Records provided.
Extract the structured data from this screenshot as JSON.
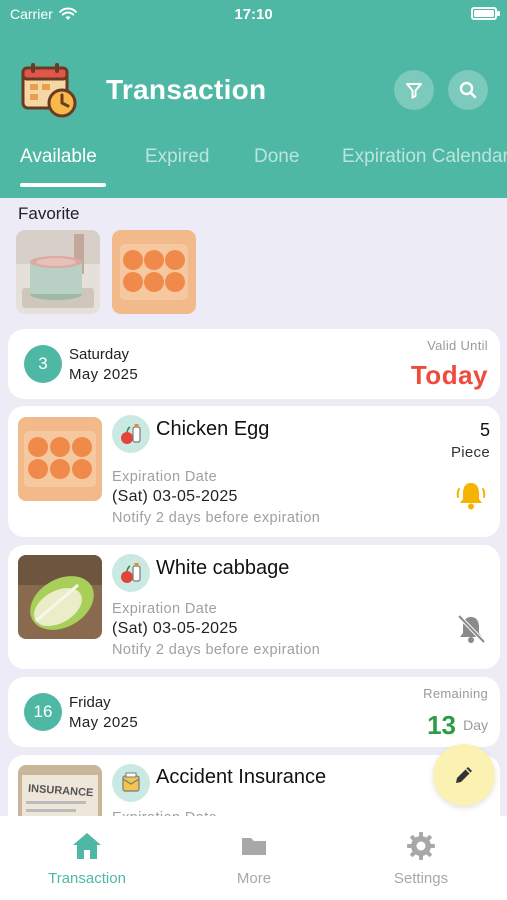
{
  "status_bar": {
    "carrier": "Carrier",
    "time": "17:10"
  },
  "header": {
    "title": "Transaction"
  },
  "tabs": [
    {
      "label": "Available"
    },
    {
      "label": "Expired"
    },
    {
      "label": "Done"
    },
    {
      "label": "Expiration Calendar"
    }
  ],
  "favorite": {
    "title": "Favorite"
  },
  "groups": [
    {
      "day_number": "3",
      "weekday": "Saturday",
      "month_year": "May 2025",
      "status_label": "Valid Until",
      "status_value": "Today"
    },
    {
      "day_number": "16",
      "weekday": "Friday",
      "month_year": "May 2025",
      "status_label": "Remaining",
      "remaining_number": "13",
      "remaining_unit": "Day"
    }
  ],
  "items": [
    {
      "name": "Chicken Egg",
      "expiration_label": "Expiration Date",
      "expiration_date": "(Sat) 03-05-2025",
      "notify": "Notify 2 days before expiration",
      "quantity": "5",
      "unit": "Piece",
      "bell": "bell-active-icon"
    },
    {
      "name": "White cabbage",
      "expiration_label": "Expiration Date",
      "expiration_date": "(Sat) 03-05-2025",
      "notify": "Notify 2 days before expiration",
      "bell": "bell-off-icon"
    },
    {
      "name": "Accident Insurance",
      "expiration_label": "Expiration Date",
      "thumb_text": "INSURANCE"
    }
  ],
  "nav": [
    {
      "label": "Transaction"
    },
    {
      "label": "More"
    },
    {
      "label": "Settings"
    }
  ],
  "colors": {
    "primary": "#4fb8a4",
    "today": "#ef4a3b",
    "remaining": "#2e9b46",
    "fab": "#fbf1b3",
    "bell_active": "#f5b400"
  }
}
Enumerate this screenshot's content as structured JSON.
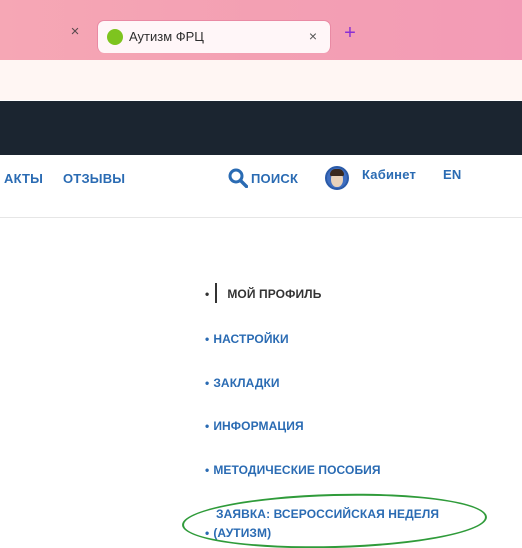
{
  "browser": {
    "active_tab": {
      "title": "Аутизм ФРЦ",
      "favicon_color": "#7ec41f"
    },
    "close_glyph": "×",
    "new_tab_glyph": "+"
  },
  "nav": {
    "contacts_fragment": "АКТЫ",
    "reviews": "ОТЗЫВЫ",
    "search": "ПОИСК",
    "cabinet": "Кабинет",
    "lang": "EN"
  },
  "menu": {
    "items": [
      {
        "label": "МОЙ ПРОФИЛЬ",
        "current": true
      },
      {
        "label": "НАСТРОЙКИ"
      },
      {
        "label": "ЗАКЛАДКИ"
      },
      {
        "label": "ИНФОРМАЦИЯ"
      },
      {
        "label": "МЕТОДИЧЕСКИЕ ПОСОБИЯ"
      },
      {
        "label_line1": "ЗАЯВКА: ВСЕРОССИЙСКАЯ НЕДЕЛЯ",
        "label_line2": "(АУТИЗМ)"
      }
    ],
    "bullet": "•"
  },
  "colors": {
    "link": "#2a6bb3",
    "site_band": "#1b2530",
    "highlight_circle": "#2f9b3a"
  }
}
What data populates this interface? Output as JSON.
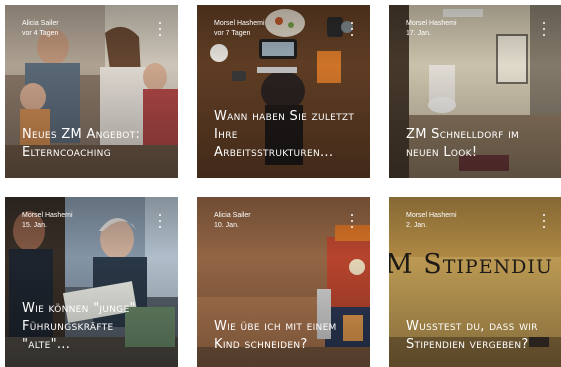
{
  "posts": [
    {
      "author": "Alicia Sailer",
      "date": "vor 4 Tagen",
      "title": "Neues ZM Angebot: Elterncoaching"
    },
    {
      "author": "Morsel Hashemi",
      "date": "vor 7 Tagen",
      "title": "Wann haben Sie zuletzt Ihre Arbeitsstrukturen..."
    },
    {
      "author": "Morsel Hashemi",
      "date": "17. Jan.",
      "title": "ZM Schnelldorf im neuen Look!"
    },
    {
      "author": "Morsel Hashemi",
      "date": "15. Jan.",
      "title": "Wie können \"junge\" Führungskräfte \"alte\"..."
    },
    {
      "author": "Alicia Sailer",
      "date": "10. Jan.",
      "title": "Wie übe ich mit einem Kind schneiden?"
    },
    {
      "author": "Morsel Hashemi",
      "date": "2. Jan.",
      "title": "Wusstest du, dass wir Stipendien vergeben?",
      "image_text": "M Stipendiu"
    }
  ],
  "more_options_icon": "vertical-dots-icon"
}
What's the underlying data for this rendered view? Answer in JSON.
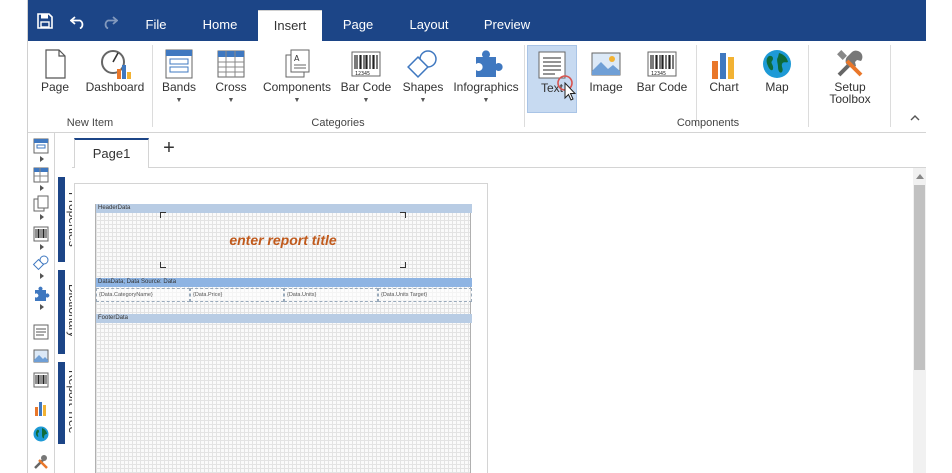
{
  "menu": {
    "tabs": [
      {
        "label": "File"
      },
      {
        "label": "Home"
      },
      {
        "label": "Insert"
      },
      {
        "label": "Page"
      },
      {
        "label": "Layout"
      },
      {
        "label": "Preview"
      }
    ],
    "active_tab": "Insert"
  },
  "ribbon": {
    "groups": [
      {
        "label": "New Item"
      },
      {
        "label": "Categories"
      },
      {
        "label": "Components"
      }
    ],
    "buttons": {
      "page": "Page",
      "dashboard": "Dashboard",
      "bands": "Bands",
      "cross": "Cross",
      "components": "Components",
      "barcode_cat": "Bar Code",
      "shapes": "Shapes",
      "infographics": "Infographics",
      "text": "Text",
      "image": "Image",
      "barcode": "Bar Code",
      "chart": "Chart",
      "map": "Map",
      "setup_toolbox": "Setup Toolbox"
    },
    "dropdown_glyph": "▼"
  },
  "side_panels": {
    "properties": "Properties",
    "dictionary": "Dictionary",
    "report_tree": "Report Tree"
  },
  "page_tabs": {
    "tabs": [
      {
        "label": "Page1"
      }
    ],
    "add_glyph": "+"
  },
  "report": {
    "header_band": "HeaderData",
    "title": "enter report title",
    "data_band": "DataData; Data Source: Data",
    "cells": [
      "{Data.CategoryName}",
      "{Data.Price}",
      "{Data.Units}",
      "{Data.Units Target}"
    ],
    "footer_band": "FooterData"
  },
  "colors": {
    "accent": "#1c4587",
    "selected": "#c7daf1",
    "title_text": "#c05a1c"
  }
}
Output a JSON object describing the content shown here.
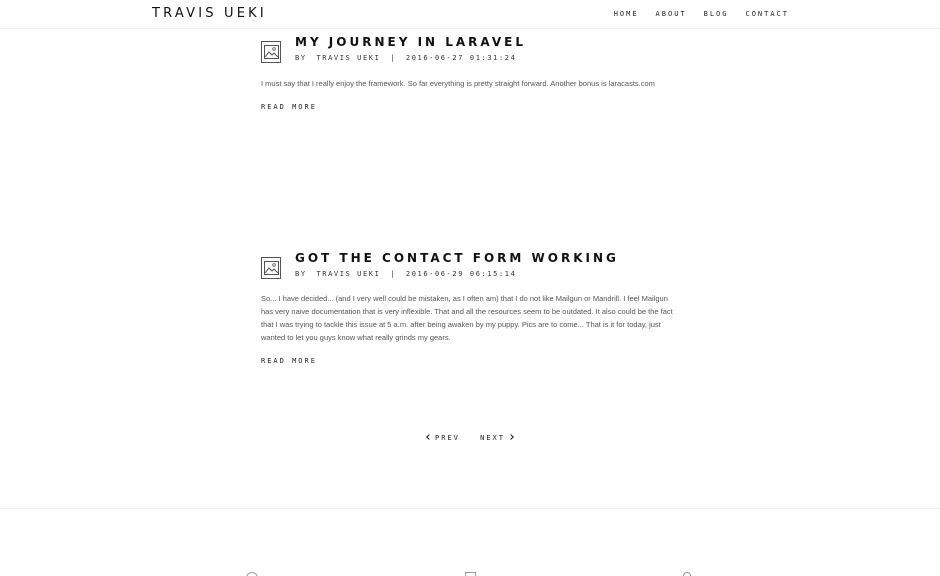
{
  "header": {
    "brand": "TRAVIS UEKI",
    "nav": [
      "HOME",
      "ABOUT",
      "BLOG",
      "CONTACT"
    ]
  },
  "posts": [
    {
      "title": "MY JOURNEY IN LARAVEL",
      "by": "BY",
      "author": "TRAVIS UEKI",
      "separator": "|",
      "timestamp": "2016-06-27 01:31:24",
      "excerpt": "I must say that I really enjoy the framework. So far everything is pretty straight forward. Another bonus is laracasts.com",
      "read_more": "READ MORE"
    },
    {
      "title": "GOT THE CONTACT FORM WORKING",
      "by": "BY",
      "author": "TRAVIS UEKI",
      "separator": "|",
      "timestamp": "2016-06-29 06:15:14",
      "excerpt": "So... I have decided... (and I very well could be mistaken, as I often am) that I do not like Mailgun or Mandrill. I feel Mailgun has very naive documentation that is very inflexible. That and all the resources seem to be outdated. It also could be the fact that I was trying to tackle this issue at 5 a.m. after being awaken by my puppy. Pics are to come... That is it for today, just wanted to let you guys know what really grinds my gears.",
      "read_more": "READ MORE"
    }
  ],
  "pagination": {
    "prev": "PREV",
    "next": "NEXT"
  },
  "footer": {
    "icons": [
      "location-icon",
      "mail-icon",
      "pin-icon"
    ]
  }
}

Instructions to follow. Extract every line of the records above that contains the word "Code".

Exercise solution.
      "barcode_cat": "Bar Code",
      "barcode": "Bar Code",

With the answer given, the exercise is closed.